> DIRECTIONS
From the listing below, pull out every line where the string "structure" appears.

> GIVEN DATA
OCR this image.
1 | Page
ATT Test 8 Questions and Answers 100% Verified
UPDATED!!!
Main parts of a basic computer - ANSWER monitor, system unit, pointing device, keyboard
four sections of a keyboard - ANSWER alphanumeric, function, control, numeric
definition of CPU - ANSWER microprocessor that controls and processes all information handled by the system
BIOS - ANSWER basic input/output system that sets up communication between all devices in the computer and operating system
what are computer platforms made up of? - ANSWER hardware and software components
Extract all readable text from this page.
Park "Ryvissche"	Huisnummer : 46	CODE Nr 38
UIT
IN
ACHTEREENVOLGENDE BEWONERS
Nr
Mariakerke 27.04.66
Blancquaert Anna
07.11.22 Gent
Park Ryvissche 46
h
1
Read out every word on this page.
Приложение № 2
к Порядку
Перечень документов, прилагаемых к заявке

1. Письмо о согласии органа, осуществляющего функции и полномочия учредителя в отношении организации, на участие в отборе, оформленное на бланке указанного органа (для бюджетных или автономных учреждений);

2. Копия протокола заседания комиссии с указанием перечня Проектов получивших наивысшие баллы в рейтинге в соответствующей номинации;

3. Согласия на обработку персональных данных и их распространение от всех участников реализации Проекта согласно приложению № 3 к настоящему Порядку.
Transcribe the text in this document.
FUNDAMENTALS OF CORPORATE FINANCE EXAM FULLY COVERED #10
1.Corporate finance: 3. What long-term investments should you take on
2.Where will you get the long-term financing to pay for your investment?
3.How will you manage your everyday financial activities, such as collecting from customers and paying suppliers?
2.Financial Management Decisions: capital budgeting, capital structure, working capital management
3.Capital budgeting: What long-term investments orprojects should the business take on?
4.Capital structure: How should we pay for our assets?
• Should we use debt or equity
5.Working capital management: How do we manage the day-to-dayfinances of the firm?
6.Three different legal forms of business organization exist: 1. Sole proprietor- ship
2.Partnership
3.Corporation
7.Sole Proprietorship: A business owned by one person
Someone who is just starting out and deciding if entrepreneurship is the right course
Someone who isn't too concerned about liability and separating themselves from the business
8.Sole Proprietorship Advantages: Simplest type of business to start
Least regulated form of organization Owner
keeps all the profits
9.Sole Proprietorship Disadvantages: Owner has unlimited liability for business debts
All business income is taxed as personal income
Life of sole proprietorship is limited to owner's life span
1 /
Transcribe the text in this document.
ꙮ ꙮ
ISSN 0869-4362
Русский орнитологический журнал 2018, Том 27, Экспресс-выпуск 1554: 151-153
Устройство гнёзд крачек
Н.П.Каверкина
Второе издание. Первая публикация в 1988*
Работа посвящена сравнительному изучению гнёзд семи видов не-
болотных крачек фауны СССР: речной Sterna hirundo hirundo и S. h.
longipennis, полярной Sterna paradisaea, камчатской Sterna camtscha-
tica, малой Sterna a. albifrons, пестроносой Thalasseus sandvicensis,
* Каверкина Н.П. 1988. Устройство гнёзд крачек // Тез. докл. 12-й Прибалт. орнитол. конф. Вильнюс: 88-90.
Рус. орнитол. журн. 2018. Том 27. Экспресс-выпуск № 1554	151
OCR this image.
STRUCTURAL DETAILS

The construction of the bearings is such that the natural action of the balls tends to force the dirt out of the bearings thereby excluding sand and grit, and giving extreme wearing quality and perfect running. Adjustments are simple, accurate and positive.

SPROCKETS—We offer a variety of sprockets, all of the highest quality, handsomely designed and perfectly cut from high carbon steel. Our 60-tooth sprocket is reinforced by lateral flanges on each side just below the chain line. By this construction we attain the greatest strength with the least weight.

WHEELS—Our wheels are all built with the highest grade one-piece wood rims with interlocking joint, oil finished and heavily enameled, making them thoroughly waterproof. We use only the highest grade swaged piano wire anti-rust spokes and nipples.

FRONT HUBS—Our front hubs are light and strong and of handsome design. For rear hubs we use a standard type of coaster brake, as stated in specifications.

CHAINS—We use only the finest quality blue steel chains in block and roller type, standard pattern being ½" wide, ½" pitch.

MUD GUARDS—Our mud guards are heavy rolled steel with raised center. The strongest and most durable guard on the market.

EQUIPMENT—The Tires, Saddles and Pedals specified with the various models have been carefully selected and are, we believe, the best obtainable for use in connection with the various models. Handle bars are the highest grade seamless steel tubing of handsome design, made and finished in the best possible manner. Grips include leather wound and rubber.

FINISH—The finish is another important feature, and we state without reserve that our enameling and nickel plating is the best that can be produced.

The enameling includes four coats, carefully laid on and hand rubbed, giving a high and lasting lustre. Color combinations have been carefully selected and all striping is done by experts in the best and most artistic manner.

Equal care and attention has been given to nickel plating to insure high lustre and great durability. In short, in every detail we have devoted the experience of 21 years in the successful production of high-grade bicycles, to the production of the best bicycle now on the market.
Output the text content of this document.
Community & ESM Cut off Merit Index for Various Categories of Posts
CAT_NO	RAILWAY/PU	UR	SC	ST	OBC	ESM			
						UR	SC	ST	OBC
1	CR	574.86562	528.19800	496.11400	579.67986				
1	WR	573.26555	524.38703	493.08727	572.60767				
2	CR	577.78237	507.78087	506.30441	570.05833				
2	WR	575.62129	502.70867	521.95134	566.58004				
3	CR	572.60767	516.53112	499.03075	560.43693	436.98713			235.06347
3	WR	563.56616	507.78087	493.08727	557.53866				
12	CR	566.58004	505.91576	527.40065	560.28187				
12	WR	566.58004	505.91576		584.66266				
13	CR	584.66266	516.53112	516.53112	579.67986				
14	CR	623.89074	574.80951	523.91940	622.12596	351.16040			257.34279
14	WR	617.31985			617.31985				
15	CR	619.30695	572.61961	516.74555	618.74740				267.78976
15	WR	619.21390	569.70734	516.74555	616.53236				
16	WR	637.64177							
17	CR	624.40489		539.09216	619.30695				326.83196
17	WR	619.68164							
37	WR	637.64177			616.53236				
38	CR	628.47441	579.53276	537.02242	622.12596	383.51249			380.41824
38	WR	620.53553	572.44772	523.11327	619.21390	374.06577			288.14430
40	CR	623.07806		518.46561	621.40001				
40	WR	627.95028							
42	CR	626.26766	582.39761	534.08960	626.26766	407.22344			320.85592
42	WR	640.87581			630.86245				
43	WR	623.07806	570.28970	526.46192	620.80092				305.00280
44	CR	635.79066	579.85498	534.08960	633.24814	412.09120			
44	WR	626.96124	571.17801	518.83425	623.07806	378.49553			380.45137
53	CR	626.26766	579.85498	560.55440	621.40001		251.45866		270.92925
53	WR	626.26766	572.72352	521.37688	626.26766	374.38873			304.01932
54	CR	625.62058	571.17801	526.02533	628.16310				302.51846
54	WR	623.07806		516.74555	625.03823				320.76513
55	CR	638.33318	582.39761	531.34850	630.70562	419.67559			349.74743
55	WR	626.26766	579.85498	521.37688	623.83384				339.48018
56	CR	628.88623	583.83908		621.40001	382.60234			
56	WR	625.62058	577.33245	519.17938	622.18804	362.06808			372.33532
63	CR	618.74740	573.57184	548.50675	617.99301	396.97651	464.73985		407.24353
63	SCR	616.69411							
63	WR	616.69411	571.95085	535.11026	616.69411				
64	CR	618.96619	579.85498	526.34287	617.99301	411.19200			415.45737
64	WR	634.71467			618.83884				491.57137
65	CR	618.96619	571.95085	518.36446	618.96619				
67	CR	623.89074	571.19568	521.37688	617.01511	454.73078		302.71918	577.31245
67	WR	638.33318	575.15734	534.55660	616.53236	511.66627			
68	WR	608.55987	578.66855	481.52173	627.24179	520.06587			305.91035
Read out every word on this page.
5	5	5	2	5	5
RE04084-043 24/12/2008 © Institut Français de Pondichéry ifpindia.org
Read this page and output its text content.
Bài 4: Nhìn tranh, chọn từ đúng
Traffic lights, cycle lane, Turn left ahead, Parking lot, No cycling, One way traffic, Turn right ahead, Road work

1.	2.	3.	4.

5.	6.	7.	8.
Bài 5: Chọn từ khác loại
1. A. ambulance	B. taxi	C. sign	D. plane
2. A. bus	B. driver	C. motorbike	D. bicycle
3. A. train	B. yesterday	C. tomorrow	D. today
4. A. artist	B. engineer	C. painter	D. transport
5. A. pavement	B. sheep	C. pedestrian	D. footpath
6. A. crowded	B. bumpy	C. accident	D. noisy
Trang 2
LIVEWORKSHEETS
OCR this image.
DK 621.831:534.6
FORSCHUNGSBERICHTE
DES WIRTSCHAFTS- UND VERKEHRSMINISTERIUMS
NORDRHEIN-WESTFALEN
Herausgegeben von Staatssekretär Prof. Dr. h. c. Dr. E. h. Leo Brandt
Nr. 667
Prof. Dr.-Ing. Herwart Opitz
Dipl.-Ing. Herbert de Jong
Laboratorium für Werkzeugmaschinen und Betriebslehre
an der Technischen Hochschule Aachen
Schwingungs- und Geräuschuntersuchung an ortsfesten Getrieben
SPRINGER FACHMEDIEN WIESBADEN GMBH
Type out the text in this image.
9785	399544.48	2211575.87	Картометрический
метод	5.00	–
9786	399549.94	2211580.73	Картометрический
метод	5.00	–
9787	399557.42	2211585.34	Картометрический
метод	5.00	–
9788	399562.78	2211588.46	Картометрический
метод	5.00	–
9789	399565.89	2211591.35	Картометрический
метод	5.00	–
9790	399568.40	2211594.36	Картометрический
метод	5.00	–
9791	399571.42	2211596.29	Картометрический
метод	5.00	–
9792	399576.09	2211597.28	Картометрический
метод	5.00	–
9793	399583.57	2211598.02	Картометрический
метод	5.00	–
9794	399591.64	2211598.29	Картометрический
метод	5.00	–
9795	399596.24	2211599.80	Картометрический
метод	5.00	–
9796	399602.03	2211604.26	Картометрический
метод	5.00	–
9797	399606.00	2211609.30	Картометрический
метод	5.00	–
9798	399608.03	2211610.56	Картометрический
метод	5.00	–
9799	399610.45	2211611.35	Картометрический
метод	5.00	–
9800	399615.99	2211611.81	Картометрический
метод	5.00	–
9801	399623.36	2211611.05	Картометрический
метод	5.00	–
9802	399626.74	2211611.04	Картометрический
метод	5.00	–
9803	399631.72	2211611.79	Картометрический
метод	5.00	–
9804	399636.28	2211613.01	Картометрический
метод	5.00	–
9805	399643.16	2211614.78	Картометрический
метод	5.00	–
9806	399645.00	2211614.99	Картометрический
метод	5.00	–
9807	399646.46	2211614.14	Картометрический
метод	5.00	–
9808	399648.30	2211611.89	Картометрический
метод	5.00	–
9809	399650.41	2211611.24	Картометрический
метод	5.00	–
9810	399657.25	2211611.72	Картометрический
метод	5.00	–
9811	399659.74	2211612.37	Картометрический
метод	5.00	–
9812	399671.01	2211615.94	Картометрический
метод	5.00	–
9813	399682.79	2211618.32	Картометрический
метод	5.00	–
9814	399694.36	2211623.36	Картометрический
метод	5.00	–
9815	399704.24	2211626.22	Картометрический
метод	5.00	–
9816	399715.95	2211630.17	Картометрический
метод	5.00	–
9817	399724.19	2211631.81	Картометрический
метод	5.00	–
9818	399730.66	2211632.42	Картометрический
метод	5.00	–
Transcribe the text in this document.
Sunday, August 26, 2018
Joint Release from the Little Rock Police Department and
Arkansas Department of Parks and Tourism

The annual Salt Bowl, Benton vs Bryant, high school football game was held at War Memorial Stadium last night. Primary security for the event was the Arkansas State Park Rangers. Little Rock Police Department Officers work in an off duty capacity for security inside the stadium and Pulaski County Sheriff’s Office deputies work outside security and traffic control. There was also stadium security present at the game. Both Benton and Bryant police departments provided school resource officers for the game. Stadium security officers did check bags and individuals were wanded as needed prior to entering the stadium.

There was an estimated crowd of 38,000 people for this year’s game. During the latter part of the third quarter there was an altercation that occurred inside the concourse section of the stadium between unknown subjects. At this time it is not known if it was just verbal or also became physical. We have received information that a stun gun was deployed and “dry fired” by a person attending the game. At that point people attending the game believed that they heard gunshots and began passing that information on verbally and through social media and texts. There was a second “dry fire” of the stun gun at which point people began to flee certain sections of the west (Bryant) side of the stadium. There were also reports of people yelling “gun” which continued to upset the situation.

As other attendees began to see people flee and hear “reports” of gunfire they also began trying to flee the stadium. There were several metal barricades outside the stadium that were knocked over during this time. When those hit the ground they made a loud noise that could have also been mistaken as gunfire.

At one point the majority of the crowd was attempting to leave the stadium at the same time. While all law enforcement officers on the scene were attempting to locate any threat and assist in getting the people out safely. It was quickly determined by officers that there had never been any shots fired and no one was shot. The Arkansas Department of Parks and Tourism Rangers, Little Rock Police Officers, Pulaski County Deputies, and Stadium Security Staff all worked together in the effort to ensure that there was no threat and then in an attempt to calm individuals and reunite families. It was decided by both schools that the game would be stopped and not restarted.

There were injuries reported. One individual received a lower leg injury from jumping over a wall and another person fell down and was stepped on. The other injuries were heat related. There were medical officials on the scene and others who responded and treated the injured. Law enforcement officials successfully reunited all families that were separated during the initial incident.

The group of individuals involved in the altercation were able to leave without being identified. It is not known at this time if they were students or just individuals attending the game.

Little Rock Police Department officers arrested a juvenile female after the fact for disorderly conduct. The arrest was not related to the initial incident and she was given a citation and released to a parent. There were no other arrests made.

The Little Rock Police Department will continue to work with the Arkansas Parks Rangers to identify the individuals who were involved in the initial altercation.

> ANSWER TO THIS TASK
2.Financial Management Decisions: capital budgeting, capital structure, working capital management
4.Capital structure: How should we pay for our assets?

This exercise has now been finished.